- [EXERCISE DETAILS]: Filter the entries below, keeping only lines with the word "μαθητές".

-- Begin RECORDED INFORMATION --

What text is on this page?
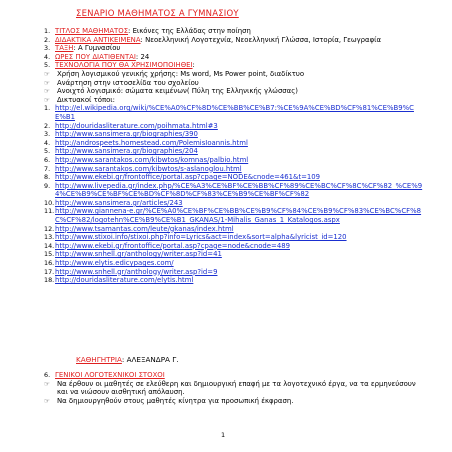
ΣΕΝΑΡΙΟ ΜΑΘΗΜΑΤΟΣ Α ΓΥΜΝΑΣΙΟΥ
1. ΤΙΤΛΟΣ ΜΑΘΗΜΑΤΟΣ: Εικόνες της Ελλάδας στην ποίηση
2. ΔΙΔΑΚΤΙΚΑ ΑΝΤΙΚΕΙΜΕΝΑ: Νεοελληνική Λογοτεχνία, Νεοελληνική Γλώσσα, Ιστορία, Γεωγραφία
3. ΤΑΞΗ: Α Γυμνασίου
4. ΩΡΕΣ ΠΟΥ ΔΙΑΤΙΘΕΝΤΑΙ: 24
5. ΤΕΧΝΟΛΟΓΙΑ ΠΟΥ ΘΑ ΧΡΗΣΙΜΟΠΟΙΗΘΕΙ:
☞ Χρήση λογισμικού γενικής χρήσης: Ms word, Ms Power point, διαδίκτυο
☞ Ανάρτηση στην ιστοσελίδα του σχολείου
☞ Ανοιχτό λογισμικό: σώματα κειμένων( Πύλη της Ελληνικής γλώσσας)
☞ Δικτυακοί τόποι:
1. http://el.wikipedia.org/wiki/%CE%A0%CF%8D%CE%BB%CE%B7:%CE%9A%CE%BD%CF%81%CE%B9%CE%B1
2. http://douridasliterature.com/poihmata.html#3
3. http://www.sansimera.gr/biographies/390
4. http://androspeets.homestead.com/PolemisIoannis.html
5. http://www.sansimera.gr/biographies/204
6. http://www.sarantakos.com/kibwtos/komnas/palbio.html
7. http://www.sarantakos.com/kibwtos/s-aslanoglou.html
8. http://www.ekebi.gr/frontoffice/portal.asp?cpage=NODE&cnode=461&t=109
9. http://www.livepedia.gr/index.php/%CE%A3%CE%BF%CE%BB%CF%89%CE%BC%CF%8C%CF%82_%CE%94%CE%B9%CE%BF%CE%BD%CF%8D%CF%83%CE%B9%CE%BF%CF%82
10. http://www.sansimera.gr/articles/243
11. http://www.giannena-e.gr/%CE%A0%CE%BF%CE%BB%CE%B9%CF%84%CE%B9%CF%83%CE%BC%CF%8C%CF%82/logotehn%CE%B9%CE%B1_GKANAS/1-Mihalis_Ganas_1_Katalogos.aspx
12. http://www.tsamantas.com/leute/gkanas/index.html
13. http://www.stixoi.info/stixoi.php?info=Lyrics&act=index&sort=alpha&lyricist_id=120
14. http://www.ekebi.gr/frontoffice/portal.asp?cpage=node&cnode=489
15. http://www.snhell.gr/anthology/writer.asp?id=41
16. http://www.elytis.edicypages.com/
17. http://www.snhell.gr/anthology/writer.asp?id=9
18. http://douridasliterature.com/elytis.html
ΚΑΘΗΓΗΤΡΙΑ: ΑΛΕΞΑΝΔΡΑ Γ.
6. ΓΕΝΙΚΟΙ ΛΟΓΟΤΕΧΝΙΚΟΙ ΣΤΟΧΟΙ
☞ Να έρθουν οι μαθητές σε ελεύθερη και δημιουργική επαφή με τα λογοτεχνικό έργα, να τα ερμηνεύσουν και να νιώσουν αισθητική απόλαυση.
☞ Να δημιουργηθούν στους μαθητές κίνητρα για προσωπική έκφραση.
1
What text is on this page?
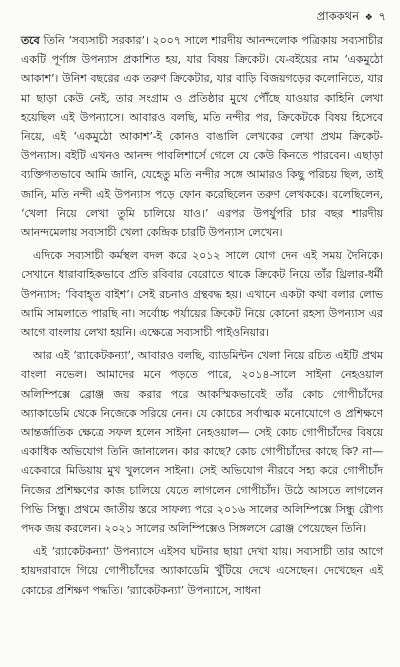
প্রাককথন ❖ ৭

তবে তিনি ‘সব্যসাচী সরকার’। ২০০৭ সালে শারদীয় আনন্দলোক পত্রিকায় সব্যসাচীর একটি পূর্ণাঙ্গ উপন্যাস প্রকাশিত হয়, যার বিষয় ক্রিকেট। যে-বইয়ের নাম ‘একমুঠো আকাশ’। উনিশ বছরের এক তরুণ ক্রিকেটার, যার বাড়ি বিজয়গড়ের কলোনিতে, যার মা ছাড়া কেউ নেই, তার সংগ্রাম ও প্রতিষ্ঠার মুখে পৌঁছে যাওয়ার কাহিনি লেখা হয়েছিল এই উপন্যাসে। আবারও বলছি, মতি নন্দীর পর, ক্রিকেটকে বিষয় হিসেবে নিয়ে, এই ‘একমুঠো আকাশ’-ই কোনও বাঙালি লেখকের লেখা প্রথম ক্রিকেট-উপন্যাস। বইটি এখনও আনন্দ পাবলিশার্সে গেলে যে কেউ কিনতে পারবেন। এছাড়া ব্যক্তিগতভাবে আমি জানি, যেহেতু মতি নন্দীর সঙ্গে আমারও কিছু পরিচয় ছিল, তাই জানি, মতি নন্দী এই উপন্যাস পড়ে ফোন করেছিলেন তরুণ লেখককে। বলেছিলেন, ‘খেলা নিয়ে লেখা তুমি চালিয়ে যাও।’ এরপর উপর্যুপরি চার বছর শারদীয় আনন্দমেলায় সব্যসাচী খেলা কেন্দ্রিক চারটি উপন্যাস লেখেন।

এদিকে সব্যসাচী কর্মস্থল বদল করে ২০১২ সালে যোগ দেন এই সময় দৈনিকে। সেখানে ধারাবাহিকভাবে প্রতি রবিবার বেরোতে থাকে ক্রিকেট নিয়ে তাঁর থ্রিলার-ধর্মী উপন্যাস: ‘বিবাহ্‌ত বাইশ’। সেই রচনাও গ্রন্থবদ্ধ হয়। এখানে একটা কথা বলার লোভ আমি সামলাতে পারছি না। সর্বোচ্চ পর্যায়ের ক্রিকেট নিয়ে কোনো রহস্য উপন্যাস এর আগে বাংলায় লেখা হয়নি। এক্ষেত্রে সব্যসাচী পাইওনিয়ার।

আর এই ‘র‍্যাকেটকন্যা’, আবারও বলছি, ব্যাডমিন্টন খেলা নিয়ে রচিত এইটি প্রথম বাংলা নভেল। আমাদের মনে পড়তে পারে, ২০১৪-সালে সাইনা নেহওয়াল অলিম্পিক্সে ব্রোঞ্জ জয় করার পরে আকস্মিকভাবেই তাঁর কোচ গোপীচাঁদের অ্যাকাডেমি থেকে নিজেকে সরিয়ে নেন। যে কোচের সর্বাত্মক মনোযোগে ও প্রশিক্ষণে আন্তর্জাতিক ক্ষেত্রে সফল হলেন সাইনা নেহওয়াল— সেই কোচ গোপীচাঁদের বিষয়ে একাধিক অভিযোগ তিনি জানালেন। কার কাছে? কোচ গোপীচাঁদের কাছে কি? না—একেবারে মিডিয়ায় মুখ খুললেন সাইনা। সেই অভিযোগ নীরবে সহ্য করে গোপীচাঁদ নিজের প্রশিক্ষণের কাজ চালিয়ে যেতে লাগলেন গোপীচাঁদ। উঠে আসতে লাগলেন পিভি সিন্ধু। প্রথমে জাতীয় স্তরে সাফল্য পরে ২০১৬ সালের অলিম্পিক্সে সিন্ধু রৌপ্য পদক জয় করলেন। ২০২১ সালের অলিম্পিক্সেও সিঙ্গলসে ব্রোঞ্জ পেয়েছেন তিনি।

এই ‘র‍্যাকেটকন্যা’ উপন্যাসে এইসব ঘটনার ছায়া দেখা যায়। সব্যসাচী তার আগে হায়দরাবাদে গিয়ে গোপীচাঁদের অ্যাকাডেমি খুঁটিয়ে দেখে এসেছেন। দেখেছেন এই কোচের প্রশিক্ষণ পদ্ধতি। ‘র‍্যাকেটকন্যা’ উপন্যাসে, সাধনা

-- End RECORDED INFORMATION --

- [RESULT OF THE TASK]:
☞ Να έρθουν οι μαθητές σε ελεύθερη και δημιουργική επαφή με τα λογοτεχνικό έργα, να τα ερμηνεύσουν και να νιώσουν αισθητική απόλαυση.
☞ Να δημιουργηθούν στους μαθητές κίνητρα για προσωπική έκφραση.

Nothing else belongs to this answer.